**Written request:** Spot each line that carries the word "NYSE"; copy those lines.
#### Stored data ####
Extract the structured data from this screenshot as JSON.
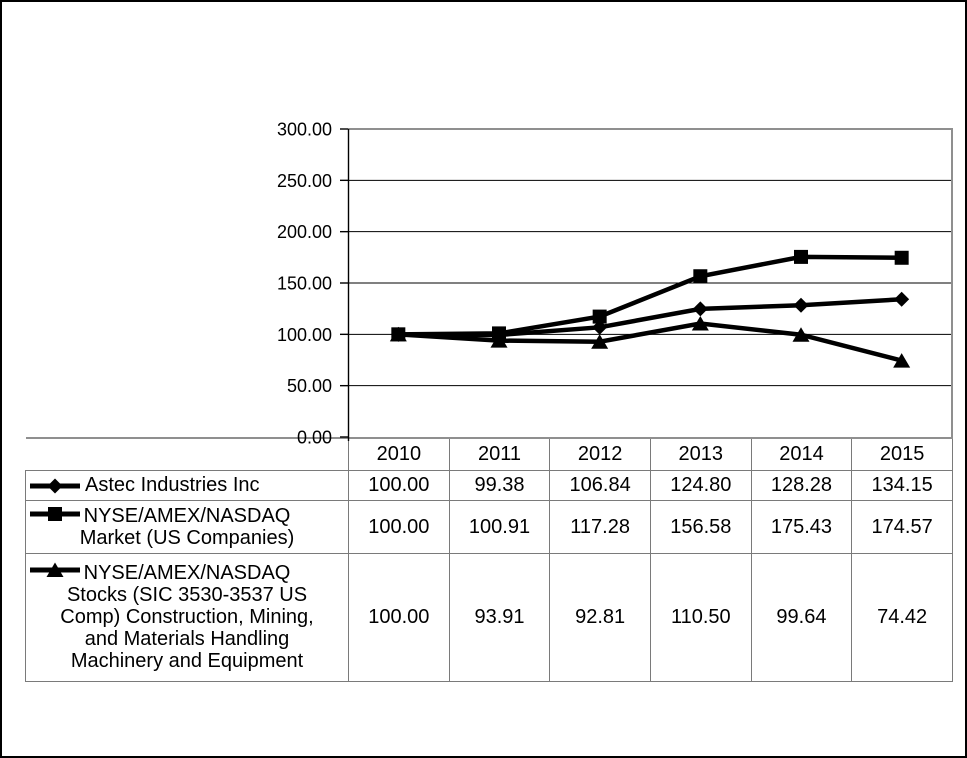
{
  "chart_data": {
    "type": "line",
    "title": "",
    "xlabel": "",
    "ylabel": "",
    "categories": [
      "2010",
      "2011",
      "2012",
      "2013",
      "2014",
      "2015"
    ],
    "series": [
      {
        "name": "Astec Industries Inc",
        "marker": "diamond",
        "values": [
          100.0,
          99.38,
          106.84,
          124.8,
          128.28,
          134.15
        ],
        "label_lines": [
          "Astec Industries Inc"
        ]
      },
      {
        "name": "NYSE/AMEX/NASDAQ Market (US Companies)",
        "marker": "square",
        "values": [
          100.0,
          100.91,
          117.28,
          156.58,
          175.43,
          174.57
        ],
        "label_lines": [
          "NYSE/AMEX/NASDAQ",
          "Market (US Companies)"
        ]
      },
      {
        "name": "NYSE/AMEX/NASDAQ Stocks (SIC 3530-3537 US Comp) Construction, Mining, and Materials Handling Machinery and Equipment",
        "marker": "triangle",
        "values": [
          100.0,
          93.91,
          92.81,
          110.5,
          99.64,
          74.42
        ],
        "label_lines": [
          "NYSE/AMEX/NASDAQ",
          "Stocks (SIC 3530-3537 US",
          "Comp) Construction, Mining,",
          "and Materials Handling",
          "Machinery and Equipment"
        ]
      }
    ],
    "ylim": [
      0,
      300
    ],
    "ytick_step": 50,
    "ytick_labels": [
      "0.00",
      "50.00",
      "100.00",
      "150.00",
      "200.00",
      "250.00",
      "300.00"
    ],
    "grid": true,
    "legend_position": "table-left",
    "colors": {
      "series": "#000000",
      "gridline": "#000000",
      "plot_border": "#8f8f8f",
      "table_border": "#7a7a7a",
      "text": "#000000",
      "background": "#ffffff"
    }
  }
}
####
**Answer to this task:**
        "name": "NYSE/AMEX/NASDAQ Market (US Companies)",
          "NYSE/AMEX/NASDAQ",
        "name": "NYSE/AMEX/NASDAQ Stocks (SIC 3530-3537 US Comp) Construction, Mining, and Materials Handling Machinery and Equipment",
          "NYSE/AMEX/NASDAQ",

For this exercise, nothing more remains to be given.